Supplied records -
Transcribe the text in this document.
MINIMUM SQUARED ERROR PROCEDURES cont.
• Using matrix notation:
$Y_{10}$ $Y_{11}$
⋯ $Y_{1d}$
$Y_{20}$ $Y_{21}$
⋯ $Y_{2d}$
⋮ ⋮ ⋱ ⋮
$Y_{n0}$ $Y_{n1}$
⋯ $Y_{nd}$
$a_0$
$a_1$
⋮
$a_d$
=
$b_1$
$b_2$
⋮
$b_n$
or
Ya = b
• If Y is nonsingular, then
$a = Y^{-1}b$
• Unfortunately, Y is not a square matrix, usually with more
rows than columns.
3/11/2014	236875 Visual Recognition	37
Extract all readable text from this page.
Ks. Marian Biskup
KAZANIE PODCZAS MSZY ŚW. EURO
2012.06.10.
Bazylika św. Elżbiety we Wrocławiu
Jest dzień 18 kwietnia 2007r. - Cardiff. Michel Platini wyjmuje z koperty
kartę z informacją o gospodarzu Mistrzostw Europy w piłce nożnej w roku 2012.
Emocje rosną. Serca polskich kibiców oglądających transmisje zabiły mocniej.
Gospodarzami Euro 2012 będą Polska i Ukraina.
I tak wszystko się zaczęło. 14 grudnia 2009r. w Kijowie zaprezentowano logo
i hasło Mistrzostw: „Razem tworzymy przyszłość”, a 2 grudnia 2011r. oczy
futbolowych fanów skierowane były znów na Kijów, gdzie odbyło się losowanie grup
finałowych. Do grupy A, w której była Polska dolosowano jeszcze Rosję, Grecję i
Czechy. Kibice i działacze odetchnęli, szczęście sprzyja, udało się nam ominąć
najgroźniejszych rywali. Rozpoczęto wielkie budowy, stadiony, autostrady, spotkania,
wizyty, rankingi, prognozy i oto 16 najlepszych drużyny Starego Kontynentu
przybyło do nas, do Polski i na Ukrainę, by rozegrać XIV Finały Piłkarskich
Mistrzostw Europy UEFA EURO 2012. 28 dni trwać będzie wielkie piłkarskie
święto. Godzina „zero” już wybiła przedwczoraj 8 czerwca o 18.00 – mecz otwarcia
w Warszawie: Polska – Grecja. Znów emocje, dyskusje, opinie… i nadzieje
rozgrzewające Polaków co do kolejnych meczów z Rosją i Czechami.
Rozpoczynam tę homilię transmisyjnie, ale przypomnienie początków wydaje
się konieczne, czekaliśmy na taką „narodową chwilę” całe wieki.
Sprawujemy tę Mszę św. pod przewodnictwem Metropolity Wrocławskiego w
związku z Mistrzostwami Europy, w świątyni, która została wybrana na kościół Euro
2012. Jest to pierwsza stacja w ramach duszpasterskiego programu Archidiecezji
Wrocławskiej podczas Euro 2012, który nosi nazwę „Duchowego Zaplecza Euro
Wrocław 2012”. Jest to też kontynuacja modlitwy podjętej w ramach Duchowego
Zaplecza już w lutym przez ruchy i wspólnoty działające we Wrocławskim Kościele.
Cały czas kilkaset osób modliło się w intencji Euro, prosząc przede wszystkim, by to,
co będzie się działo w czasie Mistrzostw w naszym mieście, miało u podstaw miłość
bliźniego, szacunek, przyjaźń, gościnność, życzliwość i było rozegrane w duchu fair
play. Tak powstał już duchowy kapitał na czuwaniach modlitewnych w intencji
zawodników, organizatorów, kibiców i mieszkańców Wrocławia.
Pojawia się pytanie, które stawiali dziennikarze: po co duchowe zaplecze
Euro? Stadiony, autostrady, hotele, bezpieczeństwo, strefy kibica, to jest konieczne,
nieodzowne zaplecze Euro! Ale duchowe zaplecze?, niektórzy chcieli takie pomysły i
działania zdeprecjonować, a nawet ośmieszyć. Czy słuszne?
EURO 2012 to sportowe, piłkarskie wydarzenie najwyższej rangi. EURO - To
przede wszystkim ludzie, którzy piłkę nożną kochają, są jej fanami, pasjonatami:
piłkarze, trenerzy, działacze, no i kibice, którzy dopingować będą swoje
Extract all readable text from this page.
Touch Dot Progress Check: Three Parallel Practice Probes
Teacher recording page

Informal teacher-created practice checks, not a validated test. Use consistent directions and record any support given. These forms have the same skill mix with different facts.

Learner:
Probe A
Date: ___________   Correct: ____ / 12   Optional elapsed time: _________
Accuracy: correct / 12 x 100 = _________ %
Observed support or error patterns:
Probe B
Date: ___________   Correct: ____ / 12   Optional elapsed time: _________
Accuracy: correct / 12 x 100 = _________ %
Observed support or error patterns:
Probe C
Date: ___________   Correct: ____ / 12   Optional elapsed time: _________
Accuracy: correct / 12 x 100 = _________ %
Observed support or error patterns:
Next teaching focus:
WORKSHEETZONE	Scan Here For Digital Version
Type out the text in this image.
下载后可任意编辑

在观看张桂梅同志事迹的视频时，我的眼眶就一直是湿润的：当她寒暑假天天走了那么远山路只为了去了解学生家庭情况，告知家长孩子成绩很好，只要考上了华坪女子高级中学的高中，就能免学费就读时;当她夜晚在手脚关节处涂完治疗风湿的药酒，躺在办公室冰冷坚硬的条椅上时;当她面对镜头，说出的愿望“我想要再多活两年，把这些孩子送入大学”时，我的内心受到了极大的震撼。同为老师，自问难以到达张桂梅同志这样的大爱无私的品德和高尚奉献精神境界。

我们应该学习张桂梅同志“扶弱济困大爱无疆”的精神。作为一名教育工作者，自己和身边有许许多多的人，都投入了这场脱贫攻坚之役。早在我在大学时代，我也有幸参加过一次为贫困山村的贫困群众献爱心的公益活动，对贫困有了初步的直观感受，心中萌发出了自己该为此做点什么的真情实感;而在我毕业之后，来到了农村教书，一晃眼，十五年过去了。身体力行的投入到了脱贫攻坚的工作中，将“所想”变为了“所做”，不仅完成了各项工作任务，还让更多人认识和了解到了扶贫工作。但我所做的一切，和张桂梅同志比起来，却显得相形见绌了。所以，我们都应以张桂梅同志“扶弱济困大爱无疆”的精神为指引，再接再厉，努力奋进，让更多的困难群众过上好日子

Your objective - Provide the number of lines in these entries that hold the word "Europy", without any accompanying text.

Result of the exercise - 3